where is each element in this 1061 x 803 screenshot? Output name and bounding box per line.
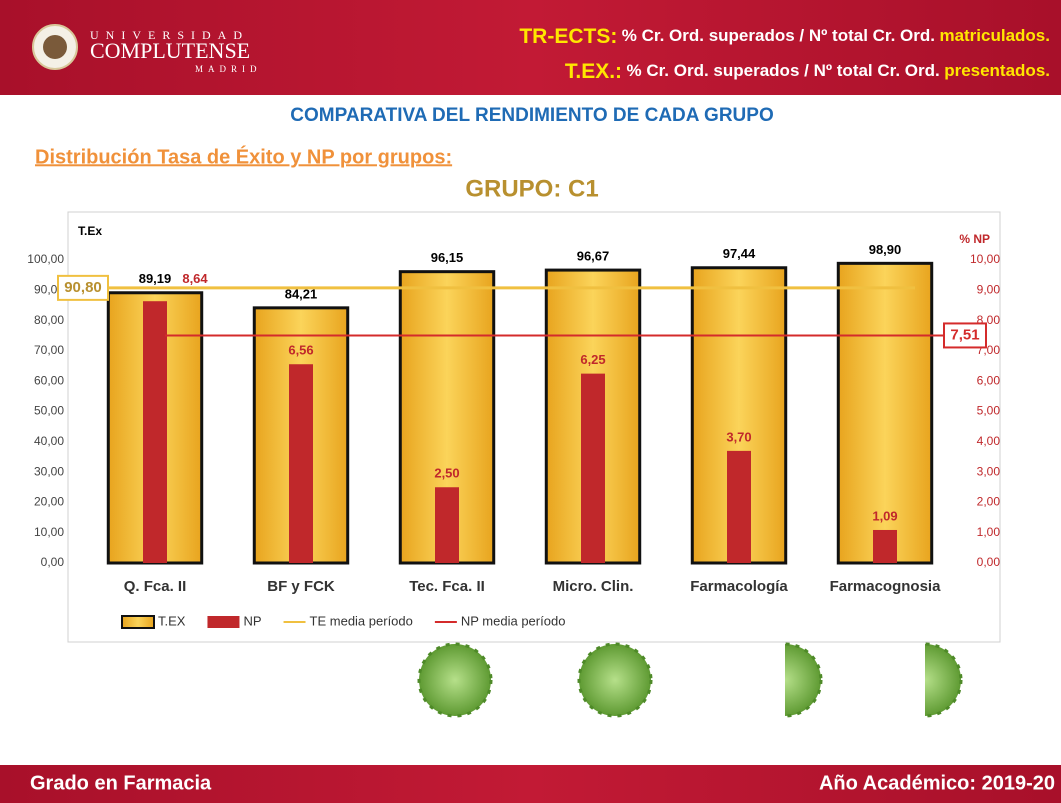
subtitle: COMPARATIVA DEL RENDIMIENTO DE CADA GRUP… [290, 105, 773, 126]
legend-label: TE media período [310, 613, 413, 628]
slide: UNIVERSIDAD COMPLUTENSE MADRID TR-ECTS: … [0, 0, 1061, 803]
y-tick-label: 40,00 [34, 434, 64, 448]
definition-emphasis: matriculados. [939, 26, 1050, 45]
x-tick-label: Tec. Fca. II [409, 578, 485, 595]
legend-label: NP [243, 613, 261, 628]
definition: T.EX.: % Cr. Ord. superados / Nº total C… [565, 60, 1050, 83]
x-tick-label: Farmacognosia [830, 578, 942, 595]
footer-right: Año Académico: 2019-20 [819, 772, 1055, 794]
definition-term: TR-ECTS: [519, 25, 617, 48]
y2-tick-label: 5,00 [977, 404, 1001, 418]
y-tick-label: 70,00 [34, 343, 64, 357]
value-label: 97,44 [723, 246, 756, 261]
section-title: Distribución Tasa de Éxito y NP por grup… [35, 145, 452, 168]
definition-text: % Cr. Ord. superados / Nº total Cr. Ord. [627, 61, 940, 80]
y-tick-label: 10,00 [34, 525, 64, 539]
legend-label: NP media período [461, 613, 566, 628]
x-tick-label: Farmacología [690, 578, 788, 595]
logo-seal-center [43, 35, 67, 59]
y-tick-label: 60,00 [34, 373, 64, 387]
y-tick-label: 30,00 [34, 464, 64, 478]
bar [289, 364, 313, 563]
decoration [419, 644, 961, 716]
logo-line: MADRID [195, 64, 262, 74]
value-label: 2,50 [434, 466, 459, 481]
definition-emphasis: presentados. [944, 61, 1050, 80]
y2-tick-label: 4,00 [977, 434, 1001, 448]
y-axis-label: T.Ex [78, 224, 102, 238]
virus-icon [579, 644, 651, 716]
y-tick-label: 80,00 [34, 313, 64, 327]
chart-title: GRUPO: C1 [465, 175, 598, 202]
value-label: 98,90 [869, 242, 902, 257]
legend-label: T.EX [158, 613, 186, 628]
reference-label: 7,51 [950, 326, 979, 343]
x-tick-label: Micro. Clin. [553, 578, 634, 595]
value-label: 8,64 [182, 271, 208, 286]
logo-line: COMPLUTENSE [90, 38, 250, 63]
bar [873, 530, 897, 563]
bar [435, 487, 459, 563]
reference-label: 90,80 [64, 279, 102, 296]
y2-tick-label: 9,00 [977, 282, 1001, 296]
bar [727, 451, 751, 563]
legend-swatch [207, 616, 239, 628]
bar [581, 374, 605, 563]
y2-tick-label: 2,00 [977, 495, 1001, 509]
y-tick-label: 50,00 [34, 404, 64, 418]
value-label: 89,19 [139, 271, 172, 286]
definition-text: % Cr. Ord. superados / Nº total Cr. Ord. [622, 26, 935, 45]
legend-swatch [122, 616, 154, 628]
y2-tick-label: 0,00 [977, 555, 1001, 569]
x-tick-label: BF y FCK [267, 578, 335, 595]
virus-icon [749, 644, 821, 716]
value-label: 1,09 [872, 508, 897, 523]
y-tick-label: 100,00 [27, 252, 64, 266]
y-tick-label: 0,00 [41, 555, 65, 569]
footer-left: Grado en Farmacia [30, 772, 212, 794]
value-label: 96,15 [431, 250, 464, 265]
y2-tick-label: 1,00 [977, 525, 1001, 539]
virus-icon [889, 644, 961, 716]
bar [143, 301, 167, 563]
value-label: 96,67 [577, 249, 610, 264]
y2-tick-label: 3,00 [977, 464, 1001, 478]
x-tick-label: Q. Fca. II [124, 578, 187, 595]
y2-tick-label: 6,00 [977, 373, 1001, 387]
y2-tick-label: 10,00 [970, 252, 1000, 266]
definition: TR-ECTS: % Cr. Ord. superados / Nº total… [519, 25, 1050, 48]
chart: T.Ex % NP 0,00 10,00 20,00 30,00 40,00 50,00 60,… [27, 224, 1000, 628]
value-label: 6,56 [288, 343, 313, 358]
value-label: 6,25 [580, 352, 605, 367]
definition-term: T.EX.: [565, 60, 622, 83]
virus-icon [419, 644, 491, 716]
y2-axis-label: % NP [959, 232, 990, 246]
value-label: 3,70 [726, 429, 751, 444]
page: {"header": {"logo": {"line1": "UNIVERSID… [0, 0, 1061, 803]
y-tick-label: 20,00 [34, 495, 64, 509]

------

Assignment — Pictures are not part of the copy. Return every record exactly.

Response below —
where is each element in this 1061 x 803 screenshot? Output name and bounding box per line.
subtitle: COMPARATIVA DEL RENDIMIENTO DE CADA GRUP… [290, 105, 773, 126]
legend-label: TE media período [310, 613, 413, 628]
slide: UNIVERSIDAD COMPLUTENSE MADRID TR-ECTS: … [0, 0, 1061, 803]
y-tick-label: 40,00 [34, 434, 64, 448]
definition-emphasis: matriculados. [939, 26, 1050, 45]
x-tick-label: Tec. Fca. II [409, 578, 485, 595]
legend-label: NP [243, 613, 261, 628]
definition: T.EX.: % Cr. Ord. superados / Nº total C… [565, 60, 1050, 83]
x-tick-label: Farmacognosia [830, 578, 942, 595]
footer-right: Año Académico: 2019-20 [819, 772, 1055, 794]
definition-term: TR-ECTS: [519, 25, 617, 48]
y2-tick-label: 5,00 [977, 404, 1001, 418]
y-tick-label: 70,00 [34, 343, 64, 357]
value-label: 97,44 [723, 246, 756, 261]
section-title: Distribución Tasa de Éxito y NP por grup… [35, 145, 452, 168]
definition-text: % Cr. Ord. superados / Nº total Cr. Ord. [627, 61, 940, 80]
y-tick-label: 10,00 [34, 525, 64, 539]
legend-label: NP media período [461, 613, 566, 628]
x-tick-label: Farmacología [690, 578, 788, 595]
logo-seal-center [43, 35, 67, 59]
y-tick-label: 60,00 [34, 373, 64, 387]
y-tick-label: 30,00 [34, 464, 64, 478]
bar [289, 364, 313, 563]
decoration [419, 644, 961, 716]
logo-line: MADRID [195, 64, 262, 74]
value-label: 2,50 [434, 466, 459, 481]
definition-emphasis: presentados. [944, 61, 1050, 80]
y2-tick-label: 4,00 [977, 434, 1001, 448]
y-axis-label: T.Ex [78, 224, 102, 238]
virus-icon [579, 644, 651, 716]
y-tick-label: 80,00 [34, 313, 64, 327]
chart-title: GRUPO: C1 [465, 175, 598, 202]
value-label: 98,90 [869, 242, 902, 257]
legend-label: T.EX [158, 613, 186, 628]
reference-label: 7,51 [950, 326, 979, 343]
x-tick-label: Micro. Clin. [553, 578, 634, 595]
value-label: 8,64 [182, 271, 208, 286]
logo-line: COMPLUTENSE [90, 38, 250, 63]
bar [873, 530, 897, 563]
bar [435, 487, 459, 563]
reference-label: 90,80 [64, 279, 102, 296]
y2-tick-label: 9,00 [977, 282, 1001, 296]
bar [727, 451, 751, 563]
legend-swatch [207, 616, 239, 628]
bar [581, 374, 605, 563]
y2-tick-label: 2,00 [977, 495, 1001, 509]
y-tick-label: 50,00 [34, 404, 64, 418]
value-label: 89,19 [139, 271, 172, 286]
definition-text: % Cr. Ord. superados / Nº total Cr. Ord. [622, 26, 935, 45]
legend-swatch [122, 616, 154, 628]
y2-tick-label: 0,00 [977, 555, 1001, 569]
x-tick-label: BF y FCK [267, 578, 335, 595]
virus-icon [749, 644, 821, 716]
value-label: 1,09 [872, 508, 897, 523]
y-tick-label: 100,00 [27, 252, 64, 266]
y-tick-label: 0,00 [41, 555, 65, 569]
footer-left: Grado en Farmacia [30, 772, 212, 794]
value-label: 96,15 [431, 250, 464, 265]
y2-tick-label: 1,00 [977, 525, 1001, 539]
virus-icon [889, 644, 961, 716]
bar [143, 301, 167, 563]
value-label: 96,67 [577, 249, 610, 264]
y2-tick-label: 3,00 [977, 464, 1001, 478]
x-tick-label: Q. Fca. II [124, 578, 187, 595]
y2-tick-label: 6,00 [977, 373, 1001, 387]
y2-tick-label: 10,00 [970, 252, 1000, 266]
definition: TR-ECTS: % Cr. Ord. superados / Nº total… [519, 25, 1050, 48]
chart: T.Ex % NP 0,00 10,00 20,00 30,00 40,00 50,00 60,… [27, 224, 1000, 628]
value-label: 6,56 [288, 343, 313, 358]
value-label: 6,25 [580, 352, 605, 367]
definition-term: T.EX.: [565, 60, 622, 83]
virus-icon [419, 644, 491, 716]
y2-axis-label: % NP [959, 232, 990, 246]
value-label: 3,70 [726, 429, 751, 444]
page: {"header": {"logo": {"line1": "UNIVERSID… [0, 0, 1061, 803]
y-tick-label: 20,00 [34, 495, 64, 509]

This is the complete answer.